# [EXTRACTED MATERIAL]
★ ★ ★ ★

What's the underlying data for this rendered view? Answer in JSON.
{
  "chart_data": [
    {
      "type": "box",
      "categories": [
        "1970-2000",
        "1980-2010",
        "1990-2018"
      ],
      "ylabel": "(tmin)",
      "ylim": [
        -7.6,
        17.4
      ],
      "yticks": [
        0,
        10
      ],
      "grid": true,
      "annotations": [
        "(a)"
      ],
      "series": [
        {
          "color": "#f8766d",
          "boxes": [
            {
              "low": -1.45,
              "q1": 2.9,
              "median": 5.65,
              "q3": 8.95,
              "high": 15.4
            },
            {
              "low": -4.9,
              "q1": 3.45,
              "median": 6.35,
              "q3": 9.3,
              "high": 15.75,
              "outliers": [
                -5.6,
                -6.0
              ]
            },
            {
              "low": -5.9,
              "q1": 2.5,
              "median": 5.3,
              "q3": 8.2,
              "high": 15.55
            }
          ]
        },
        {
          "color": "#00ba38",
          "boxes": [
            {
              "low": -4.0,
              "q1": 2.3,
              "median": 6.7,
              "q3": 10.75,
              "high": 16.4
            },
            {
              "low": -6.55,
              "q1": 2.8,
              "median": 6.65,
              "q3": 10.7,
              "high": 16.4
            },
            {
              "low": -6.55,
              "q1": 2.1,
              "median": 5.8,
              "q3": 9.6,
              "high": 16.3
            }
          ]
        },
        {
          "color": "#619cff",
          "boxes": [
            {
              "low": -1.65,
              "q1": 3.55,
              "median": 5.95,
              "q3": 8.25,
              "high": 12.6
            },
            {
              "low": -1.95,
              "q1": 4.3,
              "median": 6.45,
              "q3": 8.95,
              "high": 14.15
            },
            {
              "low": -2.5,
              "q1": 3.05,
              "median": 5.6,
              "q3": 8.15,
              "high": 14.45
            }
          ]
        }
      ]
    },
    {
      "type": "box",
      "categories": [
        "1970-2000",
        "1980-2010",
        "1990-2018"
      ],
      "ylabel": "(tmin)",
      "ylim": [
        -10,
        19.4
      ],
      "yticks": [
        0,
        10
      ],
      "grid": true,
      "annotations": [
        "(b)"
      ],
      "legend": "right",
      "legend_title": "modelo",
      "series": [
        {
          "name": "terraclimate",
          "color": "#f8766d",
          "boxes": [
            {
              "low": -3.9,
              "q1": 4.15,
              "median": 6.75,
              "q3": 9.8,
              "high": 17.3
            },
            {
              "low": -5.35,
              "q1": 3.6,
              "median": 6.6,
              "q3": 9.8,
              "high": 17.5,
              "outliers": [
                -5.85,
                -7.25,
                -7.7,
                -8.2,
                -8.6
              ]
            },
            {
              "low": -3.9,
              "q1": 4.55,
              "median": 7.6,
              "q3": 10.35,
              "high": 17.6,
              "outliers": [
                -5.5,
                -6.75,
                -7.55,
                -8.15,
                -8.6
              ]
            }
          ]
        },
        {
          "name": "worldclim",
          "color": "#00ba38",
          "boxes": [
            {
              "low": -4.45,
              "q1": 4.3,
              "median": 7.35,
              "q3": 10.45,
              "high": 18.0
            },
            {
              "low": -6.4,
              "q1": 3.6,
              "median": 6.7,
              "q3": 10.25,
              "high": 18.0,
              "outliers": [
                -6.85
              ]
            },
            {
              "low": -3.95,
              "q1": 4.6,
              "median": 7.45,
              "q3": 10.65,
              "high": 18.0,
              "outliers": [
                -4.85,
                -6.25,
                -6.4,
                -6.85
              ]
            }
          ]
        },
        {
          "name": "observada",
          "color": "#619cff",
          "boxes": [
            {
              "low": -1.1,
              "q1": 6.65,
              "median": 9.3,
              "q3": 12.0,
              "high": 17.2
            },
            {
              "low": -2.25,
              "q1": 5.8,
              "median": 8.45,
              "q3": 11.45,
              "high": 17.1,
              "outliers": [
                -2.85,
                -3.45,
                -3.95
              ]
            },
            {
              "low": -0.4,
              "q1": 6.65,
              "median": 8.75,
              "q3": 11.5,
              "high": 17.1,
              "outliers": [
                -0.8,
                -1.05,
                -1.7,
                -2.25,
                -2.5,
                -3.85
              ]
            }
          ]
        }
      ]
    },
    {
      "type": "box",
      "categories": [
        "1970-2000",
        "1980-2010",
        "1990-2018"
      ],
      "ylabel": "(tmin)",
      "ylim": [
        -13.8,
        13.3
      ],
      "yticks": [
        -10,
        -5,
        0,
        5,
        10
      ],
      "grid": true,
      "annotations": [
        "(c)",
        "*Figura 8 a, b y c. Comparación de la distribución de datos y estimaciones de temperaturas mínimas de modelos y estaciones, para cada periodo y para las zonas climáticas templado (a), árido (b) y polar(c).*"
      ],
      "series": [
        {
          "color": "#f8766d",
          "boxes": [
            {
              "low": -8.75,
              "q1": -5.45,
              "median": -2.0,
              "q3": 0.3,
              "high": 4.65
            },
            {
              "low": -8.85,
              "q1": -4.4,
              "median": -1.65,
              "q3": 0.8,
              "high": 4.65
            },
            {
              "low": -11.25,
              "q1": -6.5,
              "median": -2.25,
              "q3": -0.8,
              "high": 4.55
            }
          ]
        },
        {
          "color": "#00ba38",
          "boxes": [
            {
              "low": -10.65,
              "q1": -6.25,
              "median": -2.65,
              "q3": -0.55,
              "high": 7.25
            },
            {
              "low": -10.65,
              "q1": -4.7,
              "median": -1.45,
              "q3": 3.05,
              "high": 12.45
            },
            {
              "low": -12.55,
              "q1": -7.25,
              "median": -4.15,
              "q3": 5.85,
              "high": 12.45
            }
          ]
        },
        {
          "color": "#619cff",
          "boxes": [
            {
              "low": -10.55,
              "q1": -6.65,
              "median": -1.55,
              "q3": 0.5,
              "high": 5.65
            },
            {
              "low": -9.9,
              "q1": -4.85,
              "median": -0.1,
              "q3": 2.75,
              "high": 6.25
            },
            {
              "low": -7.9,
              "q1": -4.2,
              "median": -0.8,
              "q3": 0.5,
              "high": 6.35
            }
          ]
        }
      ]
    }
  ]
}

★ ★ ★ ★

# [WHAT THE TASK REQUIRES]
Your task is to retype all the records above with nothing left out.

# [SOLUTION TO THE PROBLEM]
What's the underlying data for this rendered view? Answer in JSON.
{
  "chart_data": [
    {
      "type": "box",
      "categories": [
        "1970-2000",
        "1980-2010",
        "1990-2018"
      ],
      "ylabel": "(tmin)",
      "ylim": [
        -7.6,
        17.4
      ],
      "yticks": [
        0,
        10
      ],
      "grid": true,
      "annotations": [
        "(a)"
      ],
      "series": [
        {
          "color": "#f8766d",
          "boxes": [
            {
              "low": -1.45,
              "q1": 2.9,
              "median": 5.65,
              "q3": 8.95,
              "high": 15.4
            },
            {
              "low": -4.9,
              "q1": 3.45,
              "median": 6.35,
              "q3": 9.3,
              "high": 15.75,
              "outliers": [
                -5.6,
                -6.0
              ]
            },
            {
              "low": -5.9,
              "q1": 2.5,
              "median": 5.3,
              "q3": 8.2,
              "high": 15.55
            }
          ]
        },
        {
          "color": "#00ba38",
          "boxes": [
            {
              "low": -4.0,
              "q1": 2.3,
              "median": 6.7,
              "q3": 10.75,
              "high": 16.4
            },
            {
              "low": -6.55,
              "q1": 2.8,
              "median": 6.65,
              "q3": 10.7,
              "high": 16.4
            },
            {
              "low": -6.55,
              "q1": 2.1,
              "median": 5.8,
              "q3": 9.6,
              "high": 16.3
            }
          ]
        },
        {
          "color": "#619cff",
          "boxes": [
            {
              "low": -1.65,
              "q1": 3.55,
              "median": 5.95,
              "q3": 8.25,
              "high": 12.6
            },
            {
              "low": -1.95,
              "q1": 4.3,
              "median": 6.45,
              "q3": 8.95,
              "high": 14.15
            },
            {
              "low": -2.5,
              "q1": 3.05,
              "median": 5.6,
              "q3": 8.15,
              "high": 14.45
            }
          ]
        }
      ]
    },
    {
      "type": "box",
      "categories": [
        "1970-2000",
        "1980-2010",
        "1990-2018"
      ],
      "ylabel": "(tmin)",
      "ylim": [
        -10,
        19.4
      ],
      "yticks": [
        0,
        10
      ],
      "grid": true,
      "annotations": [
        "(b)"
      ],
      "legend": "right",
      "legend_title": "modelo",
      "series": [
        {
          "name": "terraclimate",
          "color": "#f8766d",
          "boxes": [
            {
              "low": -3.9,
              "q1": 4.15,
              "median": 6.75,
              "q3": 9.8,
              "high": 17.3
            },
            {
              "low": -5.35,
              "q1": 3.6,
              "median": 6.6,
              "q3": 9.8,
              "high": 17.5,
              "outliers": [
                -5.85,
                -7.25,
                -7.7,
                -8.2,
                -8.6
              ]
            },
            {
              "low": -3.9,
              "q1": 4.55,
              "median": 7.6,
              "q3": 10.35,
              "high": 17.6,
              "outliers": [
                -5.5,
                -6.75,
                -7.55,
                -8.15,
                -8.6
              ]
            }
          ]
        },
        {
          "name": "worldclim",
          "color": "#00ba38",
          "boxes": [
            {
              "low": -4.45,
              "q1": 4.3,
              "median": 7.35,
              "q3": 10.45,
              "high": 18.0
            },
            {
              "low": -6.4,
              "q1": 3.6,
              "median": 6.7,
              "q3": 10.25,
              "high": 18.0,
              "outliers": [
                -6.85
              ]
            },
            {
              "low": -3.95,
              "q1": 4.6,
              "median": 7.45,
              "q3": 10.65,
              "high": 18.0,
              "outliers": [
                -4.85,
                -6.25,
                -6.4,
                -6.85
              ]
            }
          ]
        },
        {
          "name": "observada",
          "color": "#619cff",
          "boxes": [
            {
              "low": -1.1,
              "q1": 6.65,
              "median": 9.3,
              "q3": 12.0,
              "high": 17.2
            },
            {
              "low": -2.25,
              "q1": 5.8,
              "median": 8.45,
              "q3": 11.45,
              "high": 17.1,
              "outliers": [
                -2.85,
                -3.45,
                -3.95
              ]
            },
            {
              "low": -0.4,
              "q1": 6.65,
              "median": 8.75,
              "q3": 11.5,
              "high": 17.1,
              "outliers": [
                -0.8,
                -1.05,
                -1.7,
                -2.25,
                -2.5,
                -3.85
              ]
            }
          ]
        }
      ]
    },
    {
      "type": "box",
      "categories": [
        "1970-2000",
        "1980-2010",
        "1990-2018"
      ],
      "ylabel": "(tmin)",
      "ylim": [
        -13.8,
        13.3
      ],
      "yticks": [
        -10,
        -5,
        0,
        5,
        10
      ],
      "grid": true,
      "annotations": [
        "(c)",
        "*Figura 8 a, b y c. Comparación de la distribución de datos y estimaciones de temperaturas mínimas de modelos y estaciones, para cada periodo y para las zonas climáticas templado (a), árido (b) y polar(c).*"
      ],
      "series": [
        {
          "color": "#f8766d",
          "boxes": [
            {
              "low": -8.75,
              "q1": -5.45,
              "median": -2.0,
              "q3": 0.3,
              "high": 4.65
            },
            {
              "low": -8.85,
              "q1": -4.4,
              "median": -1.65,
              "q3": 0.8,
              "high": 4.65
            },
            {
              "low": -11.25,
              "q1": -6.5,
              "median": -2.25,
              "q3": -0.8,
              "high": 4.55
            }
          ]
        },
        {
          "color": "#00ba38",
          "boxes": [
            {
              "low": -10.65,
              "q1": -6.25,
              "median": -2.65,
              "q3": -0.55,
              "high": 7.25
            },
            {
              "low": -10.65,
              "q1": -4.7,
              "median": -1.45,
              "q3": 3.05,
              "high": 12.45
            },
            {
              "low": -12.55,
              "q1": -7.25,
              "median": -4.15,
              "q3": 5.85,
              "high": 12.45
            }
          ]
        },
        {
          "color": "#619cff",
          "boxes": [
            {
              "low": -10.55,
              "q1": -6.65,
              "median": -1.55,
              "q3": 0.5,
              "high": 5.65
            },
            {
              "low": -9.9,
              "q1": -4.85,
              "median": -0.1,
              "q3": 2.75,
              "high": 6.25
            },
            {
              "low": -7.9,
              "q1": -4.2,
              "median": -0.8,
              "q3": 0.5,
              "high": 6.35
            }
          ]
        }
      ]
    }
  ]
}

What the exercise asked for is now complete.